* _PROBLEM DETAILS_
Copy all of the material exactly. Pictures are not to appear in the copy.

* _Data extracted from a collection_
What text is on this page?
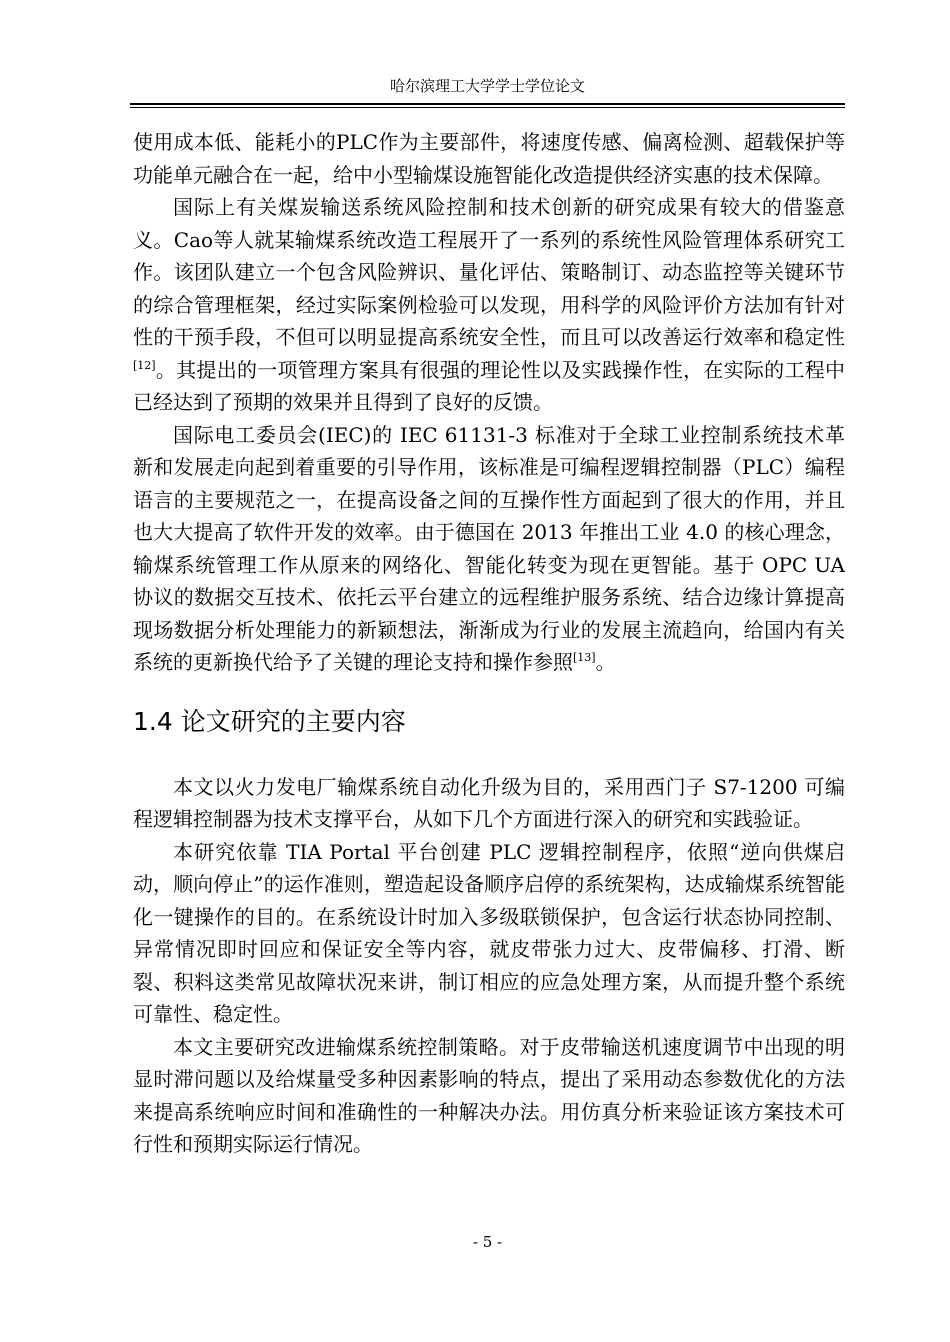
哈尔滨理工大学学士学位论文

使用成本低、能耗小的PLC作为主要部件，将速度传感、偏离检测、超载保护等功能单元融合在一起，给中小型输煤设施智能化改造提供经济实惠的技术保障。

国际上有关煤炭输送系统风险控制和技术创新的研究成果有较大的借鉴意义。Cao等人就某输煤系统改造工程展开了一系列的系统性风险管理体系研究工作。该团队建立一个包含风险辨识、量化评估、策略制订、动态监控等关键环节的综合管理框架，经过实际案例检验可以发现，用科学的风险评价方法加有针对性的干预手段，不但可以明显提高系统安全性，而且可以改善运行效率和稳定性[12]。其提出的一项管理方案具有很强的理论性以及实践操作性，在实际的工程中已经达到了预期的效果并且得到了良好的反馈。

国际电工委员会(IEC)的 IEC 61131-3 标准对于全球工业控制系统技术革新和发展走向起到着重要的引导作用，该标准是可编程逻辑控制器（PLC）编程语言的主要规范之一，在提高设备之间的互操作性方面起到了很大的作用，并且也大大提高了软件开发的效率。由于德国在 2013 年推出工业 4.0 的核心理念，输煤系统管理工作从原来的网络化、智能化转变为现在更智能。基于 OPC UA 协议的数据交互技术、依托云平台建立的远程维护服务系统、结合边缘计算提高现场数据分析处理能力的新颖想法，渐渐成为行业的发展主流趋向，给国内有关系统的更新换代给予了关键的理论支持和操作参照[13]。

1.4 论文研究的主要内容

本文以火力发电厂输煤系统自动化升级为目的，采用西门子 S7-1200 可编程逻辑控制器为技术支撑平台，从如下几个方面进行深入的研究和实践验证。

本研究依靠 TIA Portal 平台创建 PLC 逻辑控制程序，依照“逆向供煤启动，顺向停止”的运作准则，塑造起设备顺序启停的系统架构，达成输煤系统智能化一键操作的目的。在系统设计时加入多级联锁保护，包含运行状态协同控制、异常情况即时回应和保证安全等内容，就皮带张力过大、皮带偏移、打滑、断裂、积料这类常见故障状况来讲，制订相应的应急处理方案，从而提升整个系统可靠性、稳定性。

本文主要研究改进输煤系统控制策略。对于皮带输送机速度调节中出现的明显时滞问题以及给煤量受多种因素影响的特点，提出了采用动态参数优化的方法来提高系统响应时间和准确性的一种解决办法。用仿真分析来验证该方案技术可行性和预期实际运行情况。

- 5 -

* _SOLUTION BELOW_
What text is on this page?
哈尔滨理工大学学士学位论文

使用成本低、能耗小的PLC作为主要部件，将速度传感、偏离检测、超载保护等功能单元融合在一起，给中小型输煤设施智能化改造提供经济实惠的技术保障。

国际上有关煤炭输送系统风险控制和技术创新的研究成果有较大的借鉴意义。Cao等人就某输煤系统改造工程展开了一系列的系统性风险管理体系研究工作。该团队建立一个包含风险辨识、量化评估、策略制订、动态监控等关键环节的综合管理框架，经过实际案例检验可以发现，用科学的风险评价方法加有针对性的干预手段，不但可以明显提高系统安全性，而且可以改善运行效率和稳定性[12]。其提出的一项管理方案具有很强的理论性以及实践操作性，在实际的工程中已经达到了预期的效果并且得到了良好的反馈。

国际电工委员会(IEC)的 IEC 61131-3 标准对于全球工业控制系统技术革新和发展走向起到着重要的引导作用，该标准是可编程逻辑控制器（PLC）编程语言的主要规范之一，在提高设备之间的互操作性方面起到了很大的作用，并且也大大提高了软件开发的效率。由于德国在 2013 年推出工业 4.0 的核心理念，输煤系统管理工作从原来的网络化、智能化转变为现在更智能。基于 OPC UA 协议的数据交互技术、依托云平台建立的远程维护服务系统、结合边缘计算提高现场数据分析处理能力的新颖想法，渐渐成为行业的发展主流趋向，给国内有关系统的更新换代给予了关键的理论支持和操作参照[13]。

1.4 论文研究的主要内容

本文以火力发电厂输煤系统自动化升级为目的，采用西门子 S7-1200 可编程逻辑控制器为技术支撑平台，从如下几个方面进行深入的研究和实践验证。

本研究依靠 TIA Portal 平台创建 PLC 逻辑控制程序，依照“逆向供煤启动，顺向停止”的运作准则，塑造起设备顺序启停的系统架构，达成输煤系统智能化一键操作的目的。在系统设计时加入多级联锁保护，包含运行状态协同控制、异常情况即时回应和保证安全等内容，就皮带张力过大、皮带偏移、打滑、断裂、积料这类常见故障状况来讲，制订相应的应急处理方案，从而提升整个系统可靠性、稳定性。

本文主要研究改进输煤系统控制策略。对于皮带输送机速度调节中出现的明显时滞问题以及给煤量受多种因素影响的特点，提出了采用动态参数优化的方法来提高系统响应时间和准确性的一种解决办法。用仿真分析来验证该方案技术可行性和预期实际运行情况。

- 5 -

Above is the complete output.